▶ Aim of the exercise:
Beneath this sentence is a set of records; write each of them out exactly.

— START OF The records —

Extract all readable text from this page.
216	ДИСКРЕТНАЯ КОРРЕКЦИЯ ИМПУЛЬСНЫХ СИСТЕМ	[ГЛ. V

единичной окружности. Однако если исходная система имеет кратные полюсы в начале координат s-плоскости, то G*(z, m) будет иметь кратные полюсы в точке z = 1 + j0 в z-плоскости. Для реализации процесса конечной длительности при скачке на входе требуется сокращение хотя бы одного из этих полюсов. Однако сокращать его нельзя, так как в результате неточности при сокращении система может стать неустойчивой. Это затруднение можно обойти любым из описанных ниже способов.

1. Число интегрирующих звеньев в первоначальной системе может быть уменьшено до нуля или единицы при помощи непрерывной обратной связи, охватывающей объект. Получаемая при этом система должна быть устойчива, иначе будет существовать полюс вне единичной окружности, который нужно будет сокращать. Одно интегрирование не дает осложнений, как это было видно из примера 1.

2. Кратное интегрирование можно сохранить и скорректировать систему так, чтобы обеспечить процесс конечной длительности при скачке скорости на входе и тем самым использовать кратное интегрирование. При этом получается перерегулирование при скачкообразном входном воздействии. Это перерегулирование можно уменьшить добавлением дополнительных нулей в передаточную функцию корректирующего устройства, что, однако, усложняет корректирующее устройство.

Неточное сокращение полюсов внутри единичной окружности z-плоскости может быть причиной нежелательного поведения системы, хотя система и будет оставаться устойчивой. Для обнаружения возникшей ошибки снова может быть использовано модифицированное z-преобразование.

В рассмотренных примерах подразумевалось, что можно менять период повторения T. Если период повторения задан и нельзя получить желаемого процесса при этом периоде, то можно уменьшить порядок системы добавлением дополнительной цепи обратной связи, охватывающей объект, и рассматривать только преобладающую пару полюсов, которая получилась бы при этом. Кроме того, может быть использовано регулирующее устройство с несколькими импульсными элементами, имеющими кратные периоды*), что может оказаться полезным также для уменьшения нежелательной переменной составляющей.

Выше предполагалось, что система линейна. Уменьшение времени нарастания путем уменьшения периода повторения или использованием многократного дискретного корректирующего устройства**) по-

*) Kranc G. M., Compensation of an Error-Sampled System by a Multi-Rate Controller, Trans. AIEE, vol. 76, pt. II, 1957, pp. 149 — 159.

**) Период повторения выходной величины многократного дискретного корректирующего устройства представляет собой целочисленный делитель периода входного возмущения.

— END OF The records —

▶ Result:
Extract all readable text from this page.
216	ДИСКРЕТНАЯ КОРРЕКЦИЯ ИМПУЛЬСНЫХ СИСТЕМ	[ГЛ. V

единичной окружности. Однако если исходная система имеет кратные полюсы в начале координат s-плоскости, то G*(z, m) будет иметь кратные полюсы в точке z = 1 + j0 в z-плоскости. Для реализации процесса конечной длительности при скачке на входе требуется сокращение хотя бы одного из этих полюсов. Однако сокращать его нельзя, так как в результате неточности при сокращении система может стать неустойчивой. Это затруднение можно обойти любым из описанных ниже способов.

1. Число интегрирующих звеньев в первоначальной системе может быть уменьшено до нуля или единицы при помощи непрерывной обратной связи, охватывающей объект. Получаемая при этом система должна быть устойчива, иначе будет существовать полюс вне единичной окружности, который нужно будет сокращать. Одно интегрирование не дает осложнений, как это было видно из примера 1.

2. Кратное интегрирование можно сохранить и скорректировать систему так, чтобы обеспечить процесс конечной длительности при скачке скорости на входе и тем самым использовать кратное интегрирование. При этом получается перерегулирование при скачкообразном входном воздействии. Это перерегулирование можно уменьшить добавлением дополнительных нулей в передаточную функцию корректирующего устройства, что, однако, усложняет корректирующее устройство.

Неточное сокращение полюсов внутри единичной окружности z-плоскости может быть причиной нежелательного поведения системы, хотя система и будет оставаться устойчивой. Для обнаружения возникшей ошибки снова может быть использовано модифицированное z-преобразование.

В рассмотренных примерах подразумевалось, что можно менять период повторения T. Если период повторения задан и нельзя получить желаемого процесса при этом периоде, то можно уменьшить порядок системы добавлением дополнительной цепи обратной связи, охватывающей объект, и рассматривать только преобладающую пару полюсов, которая получилась бы при этом. Кроме того, может быть использовано регулирующее устройство с несколькими импульсными элементами, имеющими кратные периоды*), что может оказаться полезным также для уменьшения нежелательной переменной составляющей.

Выше предполагалось, что система линейна. Уменьшение времени нарастания путем уменьшения периода повторения или использованием многократного дискретного корректирующего устройства**) по-

*) Kranc G. M., Compensation of an Error-Sampled System by a Multi-Rate Controller, Trans. AIEE, vol. 76, pt. II, 1957, pp. 149 — 159.

**) Период повторения выходной величины многократного дискретного корректирующего устройства представляет собой целочисленный делитель периода входного возмущения.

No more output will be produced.